*Task:* Here are some records; copy every line that holds the word "color".
[start Data rows]
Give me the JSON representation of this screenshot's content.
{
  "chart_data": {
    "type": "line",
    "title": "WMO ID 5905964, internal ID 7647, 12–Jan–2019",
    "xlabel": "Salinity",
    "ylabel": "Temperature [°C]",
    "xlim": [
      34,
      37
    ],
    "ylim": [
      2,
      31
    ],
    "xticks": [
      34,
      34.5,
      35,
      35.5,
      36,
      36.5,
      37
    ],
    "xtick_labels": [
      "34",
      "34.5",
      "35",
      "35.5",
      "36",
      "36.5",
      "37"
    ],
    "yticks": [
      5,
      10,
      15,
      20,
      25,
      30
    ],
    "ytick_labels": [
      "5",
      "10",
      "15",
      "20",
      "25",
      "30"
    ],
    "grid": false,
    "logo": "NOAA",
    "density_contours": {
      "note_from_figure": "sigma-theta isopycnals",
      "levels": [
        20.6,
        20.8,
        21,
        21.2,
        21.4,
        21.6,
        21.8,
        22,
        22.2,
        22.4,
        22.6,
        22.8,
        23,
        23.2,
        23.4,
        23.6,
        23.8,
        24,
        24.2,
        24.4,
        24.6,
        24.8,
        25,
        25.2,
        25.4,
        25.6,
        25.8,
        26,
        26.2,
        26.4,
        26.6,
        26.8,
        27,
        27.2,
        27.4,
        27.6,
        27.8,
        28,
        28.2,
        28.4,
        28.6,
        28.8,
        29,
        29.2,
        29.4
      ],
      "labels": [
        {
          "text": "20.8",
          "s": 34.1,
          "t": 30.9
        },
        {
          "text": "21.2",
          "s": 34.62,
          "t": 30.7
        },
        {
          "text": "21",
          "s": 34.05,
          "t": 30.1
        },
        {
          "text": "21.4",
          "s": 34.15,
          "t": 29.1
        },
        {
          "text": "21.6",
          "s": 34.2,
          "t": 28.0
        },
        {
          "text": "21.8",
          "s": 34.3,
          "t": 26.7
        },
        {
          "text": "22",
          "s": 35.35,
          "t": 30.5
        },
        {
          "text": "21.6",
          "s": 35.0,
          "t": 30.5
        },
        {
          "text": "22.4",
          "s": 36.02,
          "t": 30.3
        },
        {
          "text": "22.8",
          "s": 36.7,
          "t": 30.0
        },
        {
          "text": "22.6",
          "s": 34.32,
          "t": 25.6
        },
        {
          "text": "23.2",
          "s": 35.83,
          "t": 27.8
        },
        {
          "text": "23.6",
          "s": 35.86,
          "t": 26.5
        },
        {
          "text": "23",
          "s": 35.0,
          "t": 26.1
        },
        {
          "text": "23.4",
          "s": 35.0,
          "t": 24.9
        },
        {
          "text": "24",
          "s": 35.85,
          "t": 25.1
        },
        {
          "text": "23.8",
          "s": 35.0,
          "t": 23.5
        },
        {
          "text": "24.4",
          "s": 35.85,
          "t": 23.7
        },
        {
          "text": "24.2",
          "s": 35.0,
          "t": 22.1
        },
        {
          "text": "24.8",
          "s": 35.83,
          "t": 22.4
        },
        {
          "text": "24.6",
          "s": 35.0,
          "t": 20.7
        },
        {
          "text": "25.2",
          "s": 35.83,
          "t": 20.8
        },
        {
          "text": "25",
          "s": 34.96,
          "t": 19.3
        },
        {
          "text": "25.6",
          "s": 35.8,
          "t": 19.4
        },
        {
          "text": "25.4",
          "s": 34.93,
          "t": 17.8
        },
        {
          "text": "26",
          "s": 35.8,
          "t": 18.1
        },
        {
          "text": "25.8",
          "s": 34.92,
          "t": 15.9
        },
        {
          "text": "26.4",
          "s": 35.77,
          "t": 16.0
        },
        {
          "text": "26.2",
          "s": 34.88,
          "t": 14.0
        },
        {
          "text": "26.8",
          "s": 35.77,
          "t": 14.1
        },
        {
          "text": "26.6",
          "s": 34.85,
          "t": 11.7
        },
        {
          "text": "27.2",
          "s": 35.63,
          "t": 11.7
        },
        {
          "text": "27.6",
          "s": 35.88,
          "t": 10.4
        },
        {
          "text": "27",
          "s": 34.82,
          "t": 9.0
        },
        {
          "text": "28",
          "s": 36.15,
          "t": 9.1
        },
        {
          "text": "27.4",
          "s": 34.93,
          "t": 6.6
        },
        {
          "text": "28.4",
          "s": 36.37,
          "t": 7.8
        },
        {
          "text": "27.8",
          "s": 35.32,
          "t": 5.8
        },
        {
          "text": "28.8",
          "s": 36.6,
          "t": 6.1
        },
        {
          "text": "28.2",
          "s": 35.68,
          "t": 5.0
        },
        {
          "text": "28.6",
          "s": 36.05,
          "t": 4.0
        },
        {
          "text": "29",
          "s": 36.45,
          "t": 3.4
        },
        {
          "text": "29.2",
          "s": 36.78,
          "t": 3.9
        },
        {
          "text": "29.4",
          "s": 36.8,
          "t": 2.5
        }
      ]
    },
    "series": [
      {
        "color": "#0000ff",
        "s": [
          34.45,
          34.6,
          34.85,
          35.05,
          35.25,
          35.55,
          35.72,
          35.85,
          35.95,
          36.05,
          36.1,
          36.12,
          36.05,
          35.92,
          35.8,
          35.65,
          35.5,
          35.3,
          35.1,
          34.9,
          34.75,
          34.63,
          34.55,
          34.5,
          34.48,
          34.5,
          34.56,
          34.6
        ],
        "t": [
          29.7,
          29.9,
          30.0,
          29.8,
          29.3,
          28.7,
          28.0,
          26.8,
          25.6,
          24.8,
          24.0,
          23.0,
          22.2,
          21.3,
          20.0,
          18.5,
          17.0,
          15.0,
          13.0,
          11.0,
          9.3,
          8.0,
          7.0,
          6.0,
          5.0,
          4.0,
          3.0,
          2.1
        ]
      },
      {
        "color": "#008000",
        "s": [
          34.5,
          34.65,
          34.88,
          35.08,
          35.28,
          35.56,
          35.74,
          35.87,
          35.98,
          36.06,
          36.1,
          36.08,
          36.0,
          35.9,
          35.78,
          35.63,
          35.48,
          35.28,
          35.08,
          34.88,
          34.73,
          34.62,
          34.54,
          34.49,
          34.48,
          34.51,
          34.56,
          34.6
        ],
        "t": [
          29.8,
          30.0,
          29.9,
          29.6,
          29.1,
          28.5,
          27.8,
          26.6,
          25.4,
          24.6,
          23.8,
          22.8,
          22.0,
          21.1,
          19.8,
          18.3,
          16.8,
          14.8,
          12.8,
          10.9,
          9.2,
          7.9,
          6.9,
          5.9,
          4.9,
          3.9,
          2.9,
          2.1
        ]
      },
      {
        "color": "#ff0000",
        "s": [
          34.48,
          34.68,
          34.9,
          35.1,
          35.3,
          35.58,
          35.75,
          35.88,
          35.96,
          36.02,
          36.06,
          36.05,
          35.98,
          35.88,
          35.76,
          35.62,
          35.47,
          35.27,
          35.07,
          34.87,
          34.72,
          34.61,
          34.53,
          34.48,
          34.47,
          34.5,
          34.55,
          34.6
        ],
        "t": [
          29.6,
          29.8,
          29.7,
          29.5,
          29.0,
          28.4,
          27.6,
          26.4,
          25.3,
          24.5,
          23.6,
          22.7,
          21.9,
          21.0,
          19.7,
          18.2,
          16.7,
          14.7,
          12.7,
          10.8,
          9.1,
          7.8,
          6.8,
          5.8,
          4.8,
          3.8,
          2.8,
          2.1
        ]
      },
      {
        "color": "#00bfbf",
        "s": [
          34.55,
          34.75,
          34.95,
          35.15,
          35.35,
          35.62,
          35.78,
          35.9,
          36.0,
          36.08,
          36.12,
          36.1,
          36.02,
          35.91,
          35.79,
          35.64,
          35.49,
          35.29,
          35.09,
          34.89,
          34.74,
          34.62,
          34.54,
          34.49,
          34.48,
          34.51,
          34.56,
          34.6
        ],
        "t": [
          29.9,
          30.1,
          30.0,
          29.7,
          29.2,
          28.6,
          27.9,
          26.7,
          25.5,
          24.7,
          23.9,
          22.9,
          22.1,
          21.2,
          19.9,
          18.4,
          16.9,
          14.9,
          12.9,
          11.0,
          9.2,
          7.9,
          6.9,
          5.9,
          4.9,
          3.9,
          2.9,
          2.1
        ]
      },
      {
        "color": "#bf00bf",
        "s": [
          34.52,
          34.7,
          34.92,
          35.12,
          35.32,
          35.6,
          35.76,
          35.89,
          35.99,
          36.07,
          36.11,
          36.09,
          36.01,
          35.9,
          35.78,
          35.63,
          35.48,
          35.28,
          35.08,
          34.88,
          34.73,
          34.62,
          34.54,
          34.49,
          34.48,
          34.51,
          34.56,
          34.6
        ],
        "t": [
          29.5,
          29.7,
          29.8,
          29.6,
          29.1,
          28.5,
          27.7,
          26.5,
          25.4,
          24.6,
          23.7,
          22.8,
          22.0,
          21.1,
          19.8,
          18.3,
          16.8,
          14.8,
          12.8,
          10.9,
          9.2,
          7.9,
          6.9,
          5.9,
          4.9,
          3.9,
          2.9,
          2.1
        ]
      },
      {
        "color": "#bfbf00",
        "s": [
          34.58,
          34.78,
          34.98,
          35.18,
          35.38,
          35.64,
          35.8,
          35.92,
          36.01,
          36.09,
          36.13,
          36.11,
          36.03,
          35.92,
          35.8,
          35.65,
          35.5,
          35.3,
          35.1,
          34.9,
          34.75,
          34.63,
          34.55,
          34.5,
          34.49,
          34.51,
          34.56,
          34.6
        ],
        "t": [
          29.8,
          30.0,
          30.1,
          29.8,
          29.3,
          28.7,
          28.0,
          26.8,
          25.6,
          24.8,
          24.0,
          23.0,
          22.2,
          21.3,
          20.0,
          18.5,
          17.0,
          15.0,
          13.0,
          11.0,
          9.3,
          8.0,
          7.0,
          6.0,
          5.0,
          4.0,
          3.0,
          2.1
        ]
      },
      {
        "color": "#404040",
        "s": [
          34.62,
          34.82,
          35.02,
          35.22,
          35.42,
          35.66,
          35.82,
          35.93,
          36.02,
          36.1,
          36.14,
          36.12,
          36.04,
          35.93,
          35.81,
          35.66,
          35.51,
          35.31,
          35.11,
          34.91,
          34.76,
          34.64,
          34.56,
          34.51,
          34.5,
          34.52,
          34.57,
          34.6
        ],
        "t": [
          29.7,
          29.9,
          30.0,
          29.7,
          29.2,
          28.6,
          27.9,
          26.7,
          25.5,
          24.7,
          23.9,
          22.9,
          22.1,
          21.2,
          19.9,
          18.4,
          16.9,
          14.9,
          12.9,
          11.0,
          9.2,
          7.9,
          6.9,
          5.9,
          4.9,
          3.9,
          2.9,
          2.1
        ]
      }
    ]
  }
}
[end Data rows]
*Task output:*
        "color": "#0000ff",
        "color": "#008000",
        "color": "#ff0000",
        "color": "#00bfbf",
        "color": "#bf00bf",
        "color": "#bfbf00",
        "color": "#404040",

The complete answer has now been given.